_Exercise task_: Give every entry again, word for word and in full.

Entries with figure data
-- begin --

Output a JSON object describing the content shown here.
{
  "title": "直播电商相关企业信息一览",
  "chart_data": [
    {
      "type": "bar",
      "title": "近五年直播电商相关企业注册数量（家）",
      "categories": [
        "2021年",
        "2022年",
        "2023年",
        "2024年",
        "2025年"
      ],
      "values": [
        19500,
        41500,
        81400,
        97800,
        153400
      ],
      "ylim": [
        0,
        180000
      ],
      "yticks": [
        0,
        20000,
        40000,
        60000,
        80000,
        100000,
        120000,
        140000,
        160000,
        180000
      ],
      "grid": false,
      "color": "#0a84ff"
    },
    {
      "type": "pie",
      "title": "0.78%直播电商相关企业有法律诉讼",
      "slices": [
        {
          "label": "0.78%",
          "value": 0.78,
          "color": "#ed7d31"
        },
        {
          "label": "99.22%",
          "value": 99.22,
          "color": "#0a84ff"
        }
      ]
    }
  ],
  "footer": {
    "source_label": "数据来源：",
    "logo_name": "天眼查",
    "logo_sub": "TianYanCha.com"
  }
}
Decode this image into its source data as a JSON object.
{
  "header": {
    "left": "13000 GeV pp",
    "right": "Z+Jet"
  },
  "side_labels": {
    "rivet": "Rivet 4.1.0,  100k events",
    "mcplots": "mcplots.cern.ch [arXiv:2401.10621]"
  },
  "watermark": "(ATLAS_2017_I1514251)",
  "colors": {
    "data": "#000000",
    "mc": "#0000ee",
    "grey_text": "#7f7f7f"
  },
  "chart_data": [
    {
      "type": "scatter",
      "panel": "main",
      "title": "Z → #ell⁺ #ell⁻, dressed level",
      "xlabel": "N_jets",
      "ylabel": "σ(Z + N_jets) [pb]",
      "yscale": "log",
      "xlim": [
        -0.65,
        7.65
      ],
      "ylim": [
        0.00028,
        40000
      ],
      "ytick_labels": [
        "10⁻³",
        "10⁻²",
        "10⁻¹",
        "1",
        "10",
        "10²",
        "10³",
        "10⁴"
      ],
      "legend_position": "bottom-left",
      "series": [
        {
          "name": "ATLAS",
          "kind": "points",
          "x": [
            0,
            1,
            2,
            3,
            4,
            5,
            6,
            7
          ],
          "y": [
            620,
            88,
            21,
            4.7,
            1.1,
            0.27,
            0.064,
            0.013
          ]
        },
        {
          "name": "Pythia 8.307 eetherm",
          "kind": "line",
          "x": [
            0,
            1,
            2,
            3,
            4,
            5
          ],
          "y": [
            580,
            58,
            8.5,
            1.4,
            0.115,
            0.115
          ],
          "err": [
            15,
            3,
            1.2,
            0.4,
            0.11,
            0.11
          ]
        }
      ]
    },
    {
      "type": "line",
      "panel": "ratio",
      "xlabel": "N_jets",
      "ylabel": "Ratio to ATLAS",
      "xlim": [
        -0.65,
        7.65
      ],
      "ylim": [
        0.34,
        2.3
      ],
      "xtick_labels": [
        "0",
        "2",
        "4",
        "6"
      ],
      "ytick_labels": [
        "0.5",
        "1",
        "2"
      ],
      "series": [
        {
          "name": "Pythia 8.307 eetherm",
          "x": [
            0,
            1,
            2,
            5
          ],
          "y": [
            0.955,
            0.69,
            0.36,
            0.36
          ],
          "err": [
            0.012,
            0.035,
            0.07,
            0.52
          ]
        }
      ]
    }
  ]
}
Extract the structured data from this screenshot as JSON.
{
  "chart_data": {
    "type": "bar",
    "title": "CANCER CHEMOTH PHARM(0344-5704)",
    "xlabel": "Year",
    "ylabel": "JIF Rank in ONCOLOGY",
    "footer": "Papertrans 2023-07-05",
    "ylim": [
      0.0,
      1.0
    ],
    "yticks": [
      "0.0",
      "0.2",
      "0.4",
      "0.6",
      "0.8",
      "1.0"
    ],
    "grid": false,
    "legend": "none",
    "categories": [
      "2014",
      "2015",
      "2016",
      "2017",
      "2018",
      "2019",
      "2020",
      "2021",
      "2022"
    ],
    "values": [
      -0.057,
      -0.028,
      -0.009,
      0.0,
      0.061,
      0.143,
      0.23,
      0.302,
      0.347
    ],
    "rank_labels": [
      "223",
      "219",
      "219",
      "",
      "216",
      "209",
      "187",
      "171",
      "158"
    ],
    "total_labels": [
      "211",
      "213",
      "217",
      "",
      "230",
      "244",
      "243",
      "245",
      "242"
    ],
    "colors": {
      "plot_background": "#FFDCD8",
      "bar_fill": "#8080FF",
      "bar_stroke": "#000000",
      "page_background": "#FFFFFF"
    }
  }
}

-- end --

_Finished answer_:
Output a JSON object describing the content shown here.
{
  "title": "直播电商相关企业信息一览",
  "chart_data": [
    {
      "type": "bar",
      "title": "近五年直播电商相关企业注册数量（家）",
      "categories": [
        "2021年",
        "2022年",
        "2023年",
        "2024年",
        "2025年"
      ],
      "values": [
        19500,
        41500,
        81400,
        97800,
        153400
      ],
      "ylim": [
        0,
        180000
      ],
      "yticks": [
        0,
        20000,
        40000,
        60000,
        80000,
        100000,
        120000,
        140000,
        160000,
        180000
      ],
      "grid": false,
      "color": "#0a84ff"
    },
    {
      "type": "pie",
      "title": "0.78%直播电商相关企业有法律诉讼",
      "slices": [
        {
          "label": "0.78%",
          "value": 0.78,
          "color": "#ed7d31"
        },
        {
          "label": "99.22%",
          "value": 99.22,
          "color": "#0a84ff"
        }
      ]
    }
  ],
  "footer": {
    "source_label": "数据来源：",
    "logo_name": "天眼查",
    "logo_sub": "TianYanCha.com"
  }
}
Decode this image into its source data as a JSON object.
{
  "header": {
    "left": "13000 GeV pp",
    "right": "Z+Jet"
  },
  "side_labels": {
    "rivet": "Rivet 4.1.0,  100k events",
    "mcplots": "mcplots.cern.ch [arXiv:2401.10621]"
  },
  "watermark": "(ATLAS_2017_I1514251)",
  "colors": {
    "data": "#000000",
    "mc": "#0000ee",
    "grey_text": "#7f7f7f"
  },
  "chart_data": [
    {
      "type": "scatter",
      "panel": "main",
      "title": "Z → #ell⁺ #ell⁻, dressed level",
      "xlabel": "N_jets",
      "ylabel": "σ(Z + N_jets) [pb]",
      "yscale": "log",
      "xlim": [
        -0.65,
        7.65
      ],
      "ylim": [
        0.00028,
        40000
      ],
      "ytick_labels": [
        "10⁻³",
        "10⁻²",
        "10⁻¹",
        "1",
        "10",
        "10²",
        "10³",
        "10⁴"
      ],
      "legend_position": "bottom-left",
      "series": [
        {
          "name": "ATLAS",
          "kind": "points",
          "x": [
            0,
            1,
            2,
            3,
            4,
            5,
            6,
            7
          ],
          "y": [
            620,
            88,
            21,
            4.7,
            1.1,
            0.27,
            0.064,
            0.013
          ]
        },
        {
          "name": "Pythia 8.307 eetherm",
          "kind": "line",
          "x": [
            0,
            1,
            2,
            3,
            4,
            5
          ],
          "y": [
            580,
            58,
            8.5,
            1.4,
            0.115,
            0.115
          ],
          "err": [
            15,
            3,
            1.2,
            0.4,
            0.11,
            0.11
          ]
        }
      ]
    },
    {
      "type": "line",
      "panel": "ratio",
      "xlabel": "N_jets",
      "ylabel": "Ratio to ATLAS",
      "xlim": [
        -0.65,
        7.65
      ],
      "ylim": [
        0.34,
        2.3
      ],
      "xtick_labels": [
        "0",
        "2",
        "4",
        "6"
      ],
      "ytick_labels": [
        "0.5",
        "1",
        "2"
      ],
      "series": [
        {
          "name": "Pythia 8.307 eetherm",
          "x": [
            0,
            1,
            2,
            5
          ],
          "y": [
            0.955,
            0.69,
            0.36,
            0.36
          ],
          "err": [
            0.012,
            0.035,
            0.07,
            0.52
          ]
        }
      ]
    }
  ]
}
Extract the structured data from this screenshot as JSON.
{
  "chart_data": {
    "type": "bar",
    "title": "CANCER CHEMOTH PHARM(0344-5704)",
    "xlabel": "Year",
    "ylabel": "JIF Rank in ONCOLOGY",
    "footer": "Papertrans 2023-07-05",
    "ylim": [
      0.0,
      1.0
    ],
    "yticks": [
      "0.0",
      "0.2",
      "0.4",
      "0.6",
      "0.8",
      "1.0"
    ],
    "grid": false,
    "legend": "none",
    "categories": [
      "2014",
      "2015",
      "2016",
      "2017",
      "2018",
      "2019",
      "2020",
      "2021",
      "2022"
    ],
    "values": [
      -0.057,
      -0.028,
      -0.009,
      0.0,
      0.061,
      0.143,
      0.23,
      0.302,
      0.347
    ],
    "rank_labels": [
      "223",
      "219",
      "219",
      "",
      "216",
      "209",
      "187",
      "171",
      "158"
    ],
    "total_labels": [
      "211",
      "213",
      "217",
      "",
      "230",
      "244",
      "243",
      "245",
      "242"
    ],
    "colors": {
      "plot_background": "#FFDCD8",
      "bar_fill": "#8080FF",
      "bar_stroke": "#000000",
      "page_background": "#FFFFFF"
    }
  }
}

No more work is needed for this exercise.